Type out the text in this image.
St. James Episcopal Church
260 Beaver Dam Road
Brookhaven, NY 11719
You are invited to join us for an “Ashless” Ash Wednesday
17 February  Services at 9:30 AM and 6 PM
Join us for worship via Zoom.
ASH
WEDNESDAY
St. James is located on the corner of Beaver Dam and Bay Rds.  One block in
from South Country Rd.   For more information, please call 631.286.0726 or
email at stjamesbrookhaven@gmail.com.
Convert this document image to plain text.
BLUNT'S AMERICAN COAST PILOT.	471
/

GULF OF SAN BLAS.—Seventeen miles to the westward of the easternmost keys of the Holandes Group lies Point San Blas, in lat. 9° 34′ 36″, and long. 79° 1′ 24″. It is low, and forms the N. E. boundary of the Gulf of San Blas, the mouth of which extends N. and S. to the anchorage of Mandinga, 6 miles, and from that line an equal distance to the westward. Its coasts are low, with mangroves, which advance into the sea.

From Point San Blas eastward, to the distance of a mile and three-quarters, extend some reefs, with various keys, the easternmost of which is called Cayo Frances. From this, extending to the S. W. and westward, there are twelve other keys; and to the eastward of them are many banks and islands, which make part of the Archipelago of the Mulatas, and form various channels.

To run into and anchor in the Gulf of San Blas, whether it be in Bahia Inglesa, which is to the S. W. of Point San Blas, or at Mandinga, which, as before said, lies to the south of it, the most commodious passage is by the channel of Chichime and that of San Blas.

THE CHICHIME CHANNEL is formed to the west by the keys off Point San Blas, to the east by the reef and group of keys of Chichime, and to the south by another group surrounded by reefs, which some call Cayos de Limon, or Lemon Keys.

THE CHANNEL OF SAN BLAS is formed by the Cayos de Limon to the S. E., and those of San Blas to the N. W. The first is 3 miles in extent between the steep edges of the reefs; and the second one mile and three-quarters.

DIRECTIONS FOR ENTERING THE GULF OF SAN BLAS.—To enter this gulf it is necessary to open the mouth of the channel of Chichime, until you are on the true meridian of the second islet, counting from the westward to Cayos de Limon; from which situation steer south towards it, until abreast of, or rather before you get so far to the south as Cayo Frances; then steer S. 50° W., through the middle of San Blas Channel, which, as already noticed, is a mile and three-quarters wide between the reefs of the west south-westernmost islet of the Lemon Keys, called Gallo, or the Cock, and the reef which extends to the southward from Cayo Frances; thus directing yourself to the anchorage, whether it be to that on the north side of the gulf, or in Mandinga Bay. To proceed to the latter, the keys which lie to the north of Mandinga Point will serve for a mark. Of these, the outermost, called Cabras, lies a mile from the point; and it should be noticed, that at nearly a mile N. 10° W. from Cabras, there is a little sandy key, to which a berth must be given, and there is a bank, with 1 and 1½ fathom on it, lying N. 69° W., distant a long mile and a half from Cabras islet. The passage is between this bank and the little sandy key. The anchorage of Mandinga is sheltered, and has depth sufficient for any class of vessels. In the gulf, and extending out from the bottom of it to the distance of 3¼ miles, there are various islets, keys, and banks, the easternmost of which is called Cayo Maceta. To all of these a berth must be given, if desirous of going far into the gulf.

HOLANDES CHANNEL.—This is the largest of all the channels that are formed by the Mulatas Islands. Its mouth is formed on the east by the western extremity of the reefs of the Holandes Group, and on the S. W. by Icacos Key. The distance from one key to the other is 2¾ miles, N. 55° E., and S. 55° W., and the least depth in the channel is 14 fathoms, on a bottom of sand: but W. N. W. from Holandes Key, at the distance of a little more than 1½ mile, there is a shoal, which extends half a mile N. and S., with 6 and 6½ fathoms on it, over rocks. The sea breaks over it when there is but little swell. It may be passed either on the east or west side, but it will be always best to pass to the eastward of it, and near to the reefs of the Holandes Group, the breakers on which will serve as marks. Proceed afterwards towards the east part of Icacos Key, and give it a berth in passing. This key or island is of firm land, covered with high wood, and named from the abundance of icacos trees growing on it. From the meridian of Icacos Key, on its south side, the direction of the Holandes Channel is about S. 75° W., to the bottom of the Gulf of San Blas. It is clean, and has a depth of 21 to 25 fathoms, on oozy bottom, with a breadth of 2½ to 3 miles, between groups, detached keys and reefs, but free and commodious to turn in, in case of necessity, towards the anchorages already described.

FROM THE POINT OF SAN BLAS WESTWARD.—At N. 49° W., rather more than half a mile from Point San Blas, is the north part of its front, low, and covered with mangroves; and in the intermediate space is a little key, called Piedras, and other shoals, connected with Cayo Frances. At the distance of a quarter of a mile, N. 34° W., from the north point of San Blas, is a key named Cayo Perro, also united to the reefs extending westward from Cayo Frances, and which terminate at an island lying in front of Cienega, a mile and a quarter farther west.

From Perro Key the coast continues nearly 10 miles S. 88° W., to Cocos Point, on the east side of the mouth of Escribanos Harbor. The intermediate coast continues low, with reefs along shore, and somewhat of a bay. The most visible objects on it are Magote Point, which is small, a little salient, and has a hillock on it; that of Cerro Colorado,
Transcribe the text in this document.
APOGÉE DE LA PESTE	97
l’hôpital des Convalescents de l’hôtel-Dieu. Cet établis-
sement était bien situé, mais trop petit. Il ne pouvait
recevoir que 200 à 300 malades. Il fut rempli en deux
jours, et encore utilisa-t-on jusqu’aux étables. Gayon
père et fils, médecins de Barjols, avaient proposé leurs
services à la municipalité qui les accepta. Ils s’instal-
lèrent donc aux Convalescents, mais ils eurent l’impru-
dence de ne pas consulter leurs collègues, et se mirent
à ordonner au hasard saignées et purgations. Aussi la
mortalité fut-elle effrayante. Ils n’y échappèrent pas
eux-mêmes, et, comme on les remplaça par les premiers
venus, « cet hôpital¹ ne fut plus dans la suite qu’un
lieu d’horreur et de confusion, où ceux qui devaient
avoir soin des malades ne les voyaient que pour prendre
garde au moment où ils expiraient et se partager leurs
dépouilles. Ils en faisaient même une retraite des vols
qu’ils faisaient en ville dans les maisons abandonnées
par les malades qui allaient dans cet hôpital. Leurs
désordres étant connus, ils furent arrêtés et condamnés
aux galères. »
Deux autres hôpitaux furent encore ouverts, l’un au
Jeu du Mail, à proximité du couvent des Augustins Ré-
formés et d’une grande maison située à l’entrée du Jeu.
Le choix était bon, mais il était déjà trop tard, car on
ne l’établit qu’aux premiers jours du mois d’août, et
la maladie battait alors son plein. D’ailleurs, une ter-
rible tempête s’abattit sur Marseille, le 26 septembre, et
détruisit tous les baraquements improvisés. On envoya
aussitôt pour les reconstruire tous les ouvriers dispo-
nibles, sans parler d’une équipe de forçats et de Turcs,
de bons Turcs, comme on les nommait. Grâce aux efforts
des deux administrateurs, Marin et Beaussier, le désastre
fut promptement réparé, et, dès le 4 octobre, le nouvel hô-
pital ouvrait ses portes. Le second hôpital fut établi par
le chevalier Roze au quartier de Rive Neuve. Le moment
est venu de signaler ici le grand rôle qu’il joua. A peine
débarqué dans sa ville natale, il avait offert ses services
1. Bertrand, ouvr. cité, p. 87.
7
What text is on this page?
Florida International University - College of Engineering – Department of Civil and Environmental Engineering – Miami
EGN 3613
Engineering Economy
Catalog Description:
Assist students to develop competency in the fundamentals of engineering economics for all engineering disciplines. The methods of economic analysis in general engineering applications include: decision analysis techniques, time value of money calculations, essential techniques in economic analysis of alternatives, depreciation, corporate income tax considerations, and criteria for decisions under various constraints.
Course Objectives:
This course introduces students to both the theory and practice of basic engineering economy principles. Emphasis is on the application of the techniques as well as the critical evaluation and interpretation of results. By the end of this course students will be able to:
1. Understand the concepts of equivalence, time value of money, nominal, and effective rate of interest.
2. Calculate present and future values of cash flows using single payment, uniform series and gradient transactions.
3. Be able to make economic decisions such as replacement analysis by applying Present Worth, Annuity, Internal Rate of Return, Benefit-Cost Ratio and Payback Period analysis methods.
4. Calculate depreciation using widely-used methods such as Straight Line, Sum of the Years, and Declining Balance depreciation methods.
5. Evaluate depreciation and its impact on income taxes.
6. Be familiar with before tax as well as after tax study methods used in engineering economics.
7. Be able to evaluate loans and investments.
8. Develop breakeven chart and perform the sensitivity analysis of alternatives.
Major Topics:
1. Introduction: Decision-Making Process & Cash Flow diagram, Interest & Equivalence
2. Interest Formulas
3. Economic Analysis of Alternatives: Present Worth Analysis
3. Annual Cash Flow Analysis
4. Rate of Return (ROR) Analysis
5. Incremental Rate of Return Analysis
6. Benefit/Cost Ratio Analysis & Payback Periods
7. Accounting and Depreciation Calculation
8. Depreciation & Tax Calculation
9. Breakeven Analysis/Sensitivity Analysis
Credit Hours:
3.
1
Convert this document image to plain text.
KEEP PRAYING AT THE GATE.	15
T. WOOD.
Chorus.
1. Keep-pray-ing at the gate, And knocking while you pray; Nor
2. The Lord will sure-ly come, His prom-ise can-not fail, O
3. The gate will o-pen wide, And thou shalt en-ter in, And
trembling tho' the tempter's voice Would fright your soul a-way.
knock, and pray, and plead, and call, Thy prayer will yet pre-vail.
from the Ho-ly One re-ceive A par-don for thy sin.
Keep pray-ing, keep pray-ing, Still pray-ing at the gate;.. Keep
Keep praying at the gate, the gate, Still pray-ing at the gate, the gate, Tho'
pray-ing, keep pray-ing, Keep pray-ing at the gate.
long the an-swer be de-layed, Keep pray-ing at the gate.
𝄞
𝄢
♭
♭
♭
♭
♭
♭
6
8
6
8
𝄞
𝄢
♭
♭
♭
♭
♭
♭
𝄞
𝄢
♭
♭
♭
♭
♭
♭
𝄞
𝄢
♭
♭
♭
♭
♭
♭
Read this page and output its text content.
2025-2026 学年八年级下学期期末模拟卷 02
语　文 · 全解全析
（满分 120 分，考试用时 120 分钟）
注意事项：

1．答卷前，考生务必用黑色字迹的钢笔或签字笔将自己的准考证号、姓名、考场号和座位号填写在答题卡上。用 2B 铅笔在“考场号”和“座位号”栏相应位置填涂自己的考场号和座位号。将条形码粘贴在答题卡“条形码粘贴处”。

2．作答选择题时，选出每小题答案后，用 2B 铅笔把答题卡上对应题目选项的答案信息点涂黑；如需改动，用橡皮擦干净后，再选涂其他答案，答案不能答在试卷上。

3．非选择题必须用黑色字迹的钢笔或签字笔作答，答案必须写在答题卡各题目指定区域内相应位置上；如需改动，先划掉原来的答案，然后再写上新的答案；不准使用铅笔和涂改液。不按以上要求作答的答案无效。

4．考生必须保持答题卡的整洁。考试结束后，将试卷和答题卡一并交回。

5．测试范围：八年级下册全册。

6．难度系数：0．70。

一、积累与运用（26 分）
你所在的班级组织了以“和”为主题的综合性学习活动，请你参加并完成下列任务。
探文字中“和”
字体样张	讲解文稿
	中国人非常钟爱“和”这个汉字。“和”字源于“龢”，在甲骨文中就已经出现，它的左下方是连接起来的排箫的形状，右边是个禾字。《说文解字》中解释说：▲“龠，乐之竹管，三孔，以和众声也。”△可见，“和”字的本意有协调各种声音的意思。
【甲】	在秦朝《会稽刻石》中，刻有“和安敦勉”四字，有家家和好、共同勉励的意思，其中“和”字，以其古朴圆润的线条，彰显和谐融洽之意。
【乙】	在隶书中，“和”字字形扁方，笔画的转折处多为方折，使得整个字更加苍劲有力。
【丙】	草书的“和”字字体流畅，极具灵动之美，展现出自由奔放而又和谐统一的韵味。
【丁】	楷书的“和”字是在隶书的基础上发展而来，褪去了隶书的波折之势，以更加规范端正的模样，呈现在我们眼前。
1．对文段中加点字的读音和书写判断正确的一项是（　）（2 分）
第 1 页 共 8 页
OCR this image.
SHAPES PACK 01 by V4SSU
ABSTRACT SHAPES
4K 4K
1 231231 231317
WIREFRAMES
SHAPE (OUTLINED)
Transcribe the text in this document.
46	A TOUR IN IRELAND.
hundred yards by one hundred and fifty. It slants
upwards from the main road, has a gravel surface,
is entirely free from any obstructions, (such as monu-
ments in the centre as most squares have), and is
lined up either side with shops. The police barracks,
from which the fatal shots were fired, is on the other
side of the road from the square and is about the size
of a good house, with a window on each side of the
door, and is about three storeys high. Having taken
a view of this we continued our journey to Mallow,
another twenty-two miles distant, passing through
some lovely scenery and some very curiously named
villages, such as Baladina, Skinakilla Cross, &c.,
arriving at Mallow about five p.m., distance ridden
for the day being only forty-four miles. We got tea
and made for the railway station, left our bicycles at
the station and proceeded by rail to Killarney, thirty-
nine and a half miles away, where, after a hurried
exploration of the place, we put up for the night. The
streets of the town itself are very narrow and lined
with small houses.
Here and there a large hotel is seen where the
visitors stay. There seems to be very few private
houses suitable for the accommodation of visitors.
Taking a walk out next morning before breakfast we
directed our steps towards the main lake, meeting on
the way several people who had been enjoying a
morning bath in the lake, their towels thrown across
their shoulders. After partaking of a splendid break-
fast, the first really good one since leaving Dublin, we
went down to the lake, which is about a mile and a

══════════════════════════════

# [Problem to work on]
Search the entries for the word "station", then gather every line that has it.

# [Output for this task]
and made for the railway station, left our bicycles at
the station and proceeded by rail to Killarney, thirty-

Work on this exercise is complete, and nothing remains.